To be done:
Select all lines holding the word "times" from the entries that follow.

===

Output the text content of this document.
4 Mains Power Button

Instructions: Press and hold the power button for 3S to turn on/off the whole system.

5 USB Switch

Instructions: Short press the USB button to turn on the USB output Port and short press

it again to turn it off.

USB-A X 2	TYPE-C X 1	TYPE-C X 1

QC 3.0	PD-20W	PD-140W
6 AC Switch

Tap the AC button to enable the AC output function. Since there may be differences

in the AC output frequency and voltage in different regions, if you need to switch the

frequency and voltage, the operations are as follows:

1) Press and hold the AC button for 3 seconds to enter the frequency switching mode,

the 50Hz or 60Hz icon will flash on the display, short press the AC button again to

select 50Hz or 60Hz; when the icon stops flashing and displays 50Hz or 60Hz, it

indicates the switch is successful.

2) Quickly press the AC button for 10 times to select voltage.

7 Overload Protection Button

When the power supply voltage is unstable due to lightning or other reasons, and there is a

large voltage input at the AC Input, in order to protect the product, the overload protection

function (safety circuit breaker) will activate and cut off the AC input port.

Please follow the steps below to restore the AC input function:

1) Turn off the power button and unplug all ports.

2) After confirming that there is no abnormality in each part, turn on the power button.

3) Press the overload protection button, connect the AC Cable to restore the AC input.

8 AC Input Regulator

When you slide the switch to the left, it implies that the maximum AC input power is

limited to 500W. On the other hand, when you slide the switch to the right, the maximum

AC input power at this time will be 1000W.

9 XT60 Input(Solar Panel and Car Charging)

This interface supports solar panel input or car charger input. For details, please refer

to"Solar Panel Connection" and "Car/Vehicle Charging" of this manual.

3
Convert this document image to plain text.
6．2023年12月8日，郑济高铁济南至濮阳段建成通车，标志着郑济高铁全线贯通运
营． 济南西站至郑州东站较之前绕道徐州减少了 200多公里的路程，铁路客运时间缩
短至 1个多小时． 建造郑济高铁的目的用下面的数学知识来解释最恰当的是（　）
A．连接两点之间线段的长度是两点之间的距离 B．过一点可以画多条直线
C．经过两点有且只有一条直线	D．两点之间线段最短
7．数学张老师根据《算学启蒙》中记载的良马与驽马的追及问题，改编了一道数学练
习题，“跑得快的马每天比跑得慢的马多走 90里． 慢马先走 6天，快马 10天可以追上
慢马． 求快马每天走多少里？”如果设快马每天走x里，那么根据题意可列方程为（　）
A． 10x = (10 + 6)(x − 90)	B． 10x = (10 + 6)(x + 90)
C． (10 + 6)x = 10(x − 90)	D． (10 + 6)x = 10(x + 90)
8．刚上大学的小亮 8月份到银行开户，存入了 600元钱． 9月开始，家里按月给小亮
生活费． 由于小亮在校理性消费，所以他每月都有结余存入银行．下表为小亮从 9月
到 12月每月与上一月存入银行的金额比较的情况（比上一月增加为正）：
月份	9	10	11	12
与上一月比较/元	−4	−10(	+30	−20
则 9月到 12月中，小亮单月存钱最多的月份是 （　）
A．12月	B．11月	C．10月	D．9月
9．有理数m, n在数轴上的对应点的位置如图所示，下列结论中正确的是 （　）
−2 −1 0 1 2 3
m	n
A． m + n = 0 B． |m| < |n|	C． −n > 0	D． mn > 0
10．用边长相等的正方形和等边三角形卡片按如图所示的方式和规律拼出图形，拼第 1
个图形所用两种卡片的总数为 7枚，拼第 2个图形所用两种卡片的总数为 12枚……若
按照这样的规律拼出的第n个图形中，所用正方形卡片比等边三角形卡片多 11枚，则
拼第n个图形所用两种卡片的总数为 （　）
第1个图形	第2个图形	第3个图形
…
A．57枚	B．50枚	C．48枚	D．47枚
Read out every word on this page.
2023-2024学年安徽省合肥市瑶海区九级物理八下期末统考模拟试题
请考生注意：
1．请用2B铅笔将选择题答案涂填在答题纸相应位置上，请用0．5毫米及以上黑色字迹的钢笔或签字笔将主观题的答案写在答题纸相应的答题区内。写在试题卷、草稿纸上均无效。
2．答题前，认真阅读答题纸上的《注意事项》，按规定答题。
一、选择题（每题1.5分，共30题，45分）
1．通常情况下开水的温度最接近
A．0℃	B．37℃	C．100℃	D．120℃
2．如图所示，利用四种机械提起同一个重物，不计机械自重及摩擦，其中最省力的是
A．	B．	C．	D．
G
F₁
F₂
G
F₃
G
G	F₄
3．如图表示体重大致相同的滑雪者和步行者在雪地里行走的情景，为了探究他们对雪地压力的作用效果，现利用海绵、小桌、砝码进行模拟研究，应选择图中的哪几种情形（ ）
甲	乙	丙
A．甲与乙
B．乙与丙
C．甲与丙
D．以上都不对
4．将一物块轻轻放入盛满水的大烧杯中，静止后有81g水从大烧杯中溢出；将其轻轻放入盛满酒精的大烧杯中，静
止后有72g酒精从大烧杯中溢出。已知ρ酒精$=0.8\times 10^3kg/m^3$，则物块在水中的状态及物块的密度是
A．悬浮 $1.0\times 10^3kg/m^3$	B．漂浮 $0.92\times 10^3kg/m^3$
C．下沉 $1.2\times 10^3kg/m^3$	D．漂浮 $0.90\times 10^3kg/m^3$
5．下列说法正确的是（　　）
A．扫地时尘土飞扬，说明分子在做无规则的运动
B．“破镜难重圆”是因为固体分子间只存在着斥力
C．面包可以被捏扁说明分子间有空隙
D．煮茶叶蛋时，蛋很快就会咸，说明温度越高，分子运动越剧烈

===

Output of the exercise:
2) Quickly press the AC button for 10 times to select voltage.
止后有72g酒精从大烧杯中溢出。已知ρ酒精$=0.8\times 10^3kg/m^3$，则物块在水中的状态及物块的密度是
A．悬浮 $1.0\times 10^3kg/m^3$	B．漂浮 $0.92\times 10^3kg/m^3$
C．下沉 $1.2\times 10^3kg/m^3$	D．漂浮 $0.90\times 10^3kg/m^3$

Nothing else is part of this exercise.